## EXERCISE PROMPT:
Give a verbatim quotation of every record.

## MATERIAL FOR THE TASK:
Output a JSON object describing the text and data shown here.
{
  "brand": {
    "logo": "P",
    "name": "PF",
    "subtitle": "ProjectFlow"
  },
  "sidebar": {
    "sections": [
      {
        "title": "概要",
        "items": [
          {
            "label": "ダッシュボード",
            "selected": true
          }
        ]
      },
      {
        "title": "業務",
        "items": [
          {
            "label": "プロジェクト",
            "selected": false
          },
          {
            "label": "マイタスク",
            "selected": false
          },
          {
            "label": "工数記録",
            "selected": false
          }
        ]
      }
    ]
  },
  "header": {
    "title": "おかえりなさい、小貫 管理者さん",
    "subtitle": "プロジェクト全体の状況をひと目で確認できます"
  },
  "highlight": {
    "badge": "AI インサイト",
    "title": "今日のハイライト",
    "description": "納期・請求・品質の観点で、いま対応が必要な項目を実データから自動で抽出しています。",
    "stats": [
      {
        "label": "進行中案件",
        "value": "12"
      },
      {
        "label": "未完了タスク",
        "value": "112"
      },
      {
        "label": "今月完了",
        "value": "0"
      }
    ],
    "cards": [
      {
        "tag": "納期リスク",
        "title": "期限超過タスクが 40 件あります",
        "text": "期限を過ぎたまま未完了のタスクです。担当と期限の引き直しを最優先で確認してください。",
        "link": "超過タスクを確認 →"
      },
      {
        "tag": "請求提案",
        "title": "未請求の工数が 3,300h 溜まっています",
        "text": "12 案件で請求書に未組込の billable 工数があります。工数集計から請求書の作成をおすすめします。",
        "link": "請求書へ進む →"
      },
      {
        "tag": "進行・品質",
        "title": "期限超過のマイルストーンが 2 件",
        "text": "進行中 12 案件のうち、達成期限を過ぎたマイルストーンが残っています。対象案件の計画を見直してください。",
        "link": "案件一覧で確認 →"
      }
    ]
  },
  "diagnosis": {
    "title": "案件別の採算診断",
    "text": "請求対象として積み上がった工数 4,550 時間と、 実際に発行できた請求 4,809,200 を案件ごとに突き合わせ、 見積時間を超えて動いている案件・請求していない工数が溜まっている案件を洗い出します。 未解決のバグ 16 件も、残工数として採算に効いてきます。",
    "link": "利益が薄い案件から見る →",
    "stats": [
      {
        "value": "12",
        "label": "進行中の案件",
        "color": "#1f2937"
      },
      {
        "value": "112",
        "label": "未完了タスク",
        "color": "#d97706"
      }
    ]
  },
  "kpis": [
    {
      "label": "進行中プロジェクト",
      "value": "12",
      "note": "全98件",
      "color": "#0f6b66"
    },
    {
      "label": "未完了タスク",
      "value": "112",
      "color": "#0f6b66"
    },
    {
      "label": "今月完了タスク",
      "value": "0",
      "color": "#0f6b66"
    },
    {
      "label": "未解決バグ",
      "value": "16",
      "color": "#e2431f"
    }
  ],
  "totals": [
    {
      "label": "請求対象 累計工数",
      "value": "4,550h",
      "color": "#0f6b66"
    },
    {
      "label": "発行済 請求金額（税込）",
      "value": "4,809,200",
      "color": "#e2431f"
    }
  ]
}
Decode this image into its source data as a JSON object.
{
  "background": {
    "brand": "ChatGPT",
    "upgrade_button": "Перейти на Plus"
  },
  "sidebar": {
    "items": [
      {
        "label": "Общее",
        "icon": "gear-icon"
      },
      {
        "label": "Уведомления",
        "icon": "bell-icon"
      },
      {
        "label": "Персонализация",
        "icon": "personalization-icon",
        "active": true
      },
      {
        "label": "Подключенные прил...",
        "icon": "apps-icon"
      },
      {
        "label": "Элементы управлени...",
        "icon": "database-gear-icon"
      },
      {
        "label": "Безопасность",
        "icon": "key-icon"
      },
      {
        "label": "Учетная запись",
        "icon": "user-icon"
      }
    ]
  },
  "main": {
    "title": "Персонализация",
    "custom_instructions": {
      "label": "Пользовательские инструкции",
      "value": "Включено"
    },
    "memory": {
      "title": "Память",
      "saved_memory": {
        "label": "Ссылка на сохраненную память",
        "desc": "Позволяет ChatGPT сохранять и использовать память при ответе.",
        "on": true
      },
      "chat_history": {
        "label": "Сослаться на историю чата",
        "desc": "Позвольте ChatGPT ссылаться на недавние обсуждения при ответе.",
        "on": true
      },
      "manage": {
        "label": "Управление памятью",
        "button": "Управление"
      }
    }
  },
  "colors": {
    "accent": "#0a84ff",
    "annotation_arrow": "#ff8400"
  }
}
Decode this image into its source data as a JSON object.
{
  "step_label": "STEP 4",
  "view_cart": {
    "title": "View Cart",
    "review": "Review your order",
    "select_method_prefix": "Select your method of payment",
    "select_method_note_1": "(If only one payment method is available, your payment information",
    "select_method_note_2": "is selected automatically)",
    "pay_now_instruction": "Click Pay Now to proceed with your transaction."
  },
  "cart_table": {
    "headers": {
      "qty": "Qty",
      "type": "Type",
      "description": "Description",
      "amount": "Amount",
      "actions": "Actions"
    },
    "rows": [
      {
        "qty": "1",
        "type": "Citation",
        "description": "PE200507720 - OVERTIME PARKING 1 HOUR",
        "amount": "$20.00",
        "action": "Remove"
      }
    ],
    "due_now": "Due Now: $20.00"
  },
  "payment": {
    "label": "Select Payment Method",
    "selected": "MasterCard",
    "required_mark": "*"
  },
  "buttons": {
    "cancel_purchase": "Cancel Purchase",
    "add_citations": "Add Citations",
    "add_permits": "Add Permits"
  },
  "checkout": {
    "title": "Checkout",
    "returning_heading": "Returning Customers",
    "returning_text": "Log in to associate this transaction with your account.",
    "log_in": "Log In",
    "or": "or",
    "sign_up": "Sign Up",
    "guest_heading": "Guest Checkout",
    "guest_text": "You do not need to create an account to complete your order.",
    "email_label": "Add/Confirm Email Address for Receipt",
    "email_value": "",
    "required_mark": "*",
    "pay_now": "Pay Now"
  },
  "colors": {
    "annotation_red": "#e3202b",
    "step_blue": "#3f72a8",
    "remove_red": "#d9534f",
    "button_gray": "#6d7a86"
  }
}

## FULL RESPONSE:
Output a JSON object describing the text and data shown here.
{
  "brand": {
    "logo": "P",
    "name": "PF",
    "subtitle": "ProjectFlow"
  },
  "sidebar": {
    "sections": [
      {
        "title": "概要",
        "items": [
          {
            "label": "ダッシュボード",
            "selected": true
          }
        ]
      },
      {
        "title": "業務",
        "items": [
          {
            "label": "プロジェクト",
            "selected": false
          },
          {
            "label": "マイタスク",
            "selected": false
          },
          {
            "label": "工数記録",
            "selected": false
          }
        ]
      }
    ]
  },
  "header": {
    "title": "おかえりなさい、小貫 管理者さん",
    "subtitle": "プロジェクト全体の状況をひと目で確認できます"
  },
  "highlight": {
    "badge": "AI インサイト",
    "title": "今日のハイライト",
    "description": "納期・請求・品質の観点で、いま対応が必要な項目を実データから自動で抽出しています。",
    "stats": [
      {
        "label": "進行中案件",
        "value": "12"
      },
      {
        "label": "未完了タスク",
        "value": "112"
      },
      {
        "label": "今月完了",
        "value": "0"
      }
    ],
    "cards": [
      {
        "tag": "納期リスク",
        "title": "期限超過タスクが 40 件あります",
        "text": "期限を過ぎたまま未完了のタスクです。担当と期限の引き直しを最優先で確認してください。",
        "link": "超過タスクを確認 →"
      },
      {
        "tag": "請求提案",
        "title": "未請求の工数が 3,300h 溜まっています",
        "text": "12 案件で請求書に未組込の billable 工数があります。工数集計から請求書の作成をおすすめします。",
        "link": "請求書へ進む →"
      },
      {
        "tag": "進行・品質",
        "title": "期限超過のマイルストーンが 2 件",
        "text": "進行中 12 案件のうち、達成期限を過ぎたマイルストーンが残っています。対象案件の計画を見直してください。",
        "link": "案件一覧で確認 →"
      }
    ]
  },
  "diagnosis": {
    "title": "案件別の採算診断",
    "text": "請求対象として積み上がった工数 4,550 時間と、 実際に発行できた請求 4,809,200 を案件ごとに突き合わせ、 見積時間を超えて動いている案件・請求していない工数が溜まっている案件を洗い出します。 未解決のバグ 16 件も、残工数として採算に効いてきます。",
    "link": "利益が薄い案件から見る →",
    "stats": [
      {
        "value": "12",
        "label": "進行中の案件",
        "color": "#1f2937"
      },
      {
        "value": "112",
        "label": "未完了タスク",
        "color": "#d97706"
      }
    ]
  },
  "kpis": [
    {
      "label": "進行中プロジェクト",
      "value": "12",
      "note": "全98件",
      "color": "#0f6b66"
    },
    {
      "label": "未完了タスク",
      "value": "112",
      "color": "#0f6b66"
    },
    {
      "label": "今月完了タスク",
      "value": "0",
      "color": "#0f6b66"
    },
    {
      "label": "未解決バグ",
      "value": "16",
      "color": "#e2431f"
    }
  ],
  "totals": [
    {
      "label": "請求対象 累計工数",
      "value": "4,550h",
      "color": "#0f6b66"
    },
    {
      "label": "発行済 請求金額（税込）",
      "value": "4,809,200",
      "color": "#e2431f"
    }
  ]
}
Decode this image into its source data as a JSON object.
{
  "background": {
    "brand": "ChatGPT",
    "upgrade_button": "Перейти на Plus"
  },
  "sidebar": {
    "items": [
      {
        "label": "Общее",
        "icon": "gear-icon"
      },
      {
        "label": "Уведомления",
        "icon": "bell-icon"
      },
      {
        "label": "Персонализация",
        "icon": "personalization-icon",
        "active": true
      },
      {
        "label": "Подключенные прил...",
        "icon": "apps-icon"
      },
      {
        "label": "Элементы управлени...",
        "icon": "database-gear-icon"
      },
      {
        "label": "Безопасность",
        "icon": "key-icon"
      },
      {
        "label": "Учетная запись",
        "icon": "user-icon"
      }
    ]
  },
  "main": {
    "title": "Персонализация",
    "custom_instructions": {
      "label": "Пользовательские инструкции",
      "value": "Включено"
    },
    "memory": {
      "title": "Память",
      "saved_memory": {
        "label": "Ссылка на сохраненную память",
        "desc": "Позволяет ChatGPT сохранять и использовать память при ответе.",
        "on": true
      },
      "chat_history": {
        "label": "Сослаться на историю чата",
        "desc": "Позвольте ChatGPT ссылаться на недавние обсуждения при ответе.",
        "on": true
      },
      "manage": {
        "label": "Управление памятью",
        "button": "Управление"
      }
    }
  },
  "colors": {
    "accent": "#0a84ff",
    "annotation_arrow": "#ff8400"
  }
}
Decode this image into its source data as a JSON object.
{
  "step_label": "STEP 4",
  "view_cart": {
    "title": "View Cart",
    "review": "Review your order",
    "select_method_prefix": "Select your method of payment",
    "select_method_note_1": "(If only one payment method is available, your payment information",
    "select_method_note_2": "is selected automatically)",
    "pay_now_instruction": "Click Pay Now to proceed with your transaction."
  },
  "cart_table": {
    "headers": {
      "qty": "Qty",
      "type": "Type",
      "description": "Description",
      "amount": "Amount",
      "actions": "Actions"
    },
    "rows": [
      {
        "qty": "1",
        "type": "Citation",
        "description": "PE200507720 - OVERTIME PARKING 1 HOUR",
        "amount": "$20.00",
        "action": "Remove"
      }
    ],
    "due_now": "Due Now: $20.00"
  },
  "payment": {
    "label": "Select Payment Method",
    "selected": "MasterCard",
    "required_mark": "*"
  },
  "buttons": {
    "cancel_purchase": "Cancel Purchase",
    "add_citations": "Add Citations",
    "add_permits": "Add Permits"
  },
  "checkout": {
    "title": "Checkout",
    "returning_heading": "Returning Customers",
    "returning_text": "Log in to associate this transaction with your account.",
    "log_in": "Log In",
    "or": "or",
    "sign_up": "Sign Up",
    "guest_heading": "Guest Checkout",
    "guest_text": "You do not need to create an account to complete your order.",
    "email_label": "Add/Confirm Email Address for Receipt",
    "email_value": "",
    "required_mark": "*",
    "pay_now": "Pay Now"
  },
  "colors": {
    "annotation_red": "#e3202b",
    "step_blue": "#3f72a8",
    "remove_red": "#d9534f",
    "button_gray": "#6d7a86"
  }
}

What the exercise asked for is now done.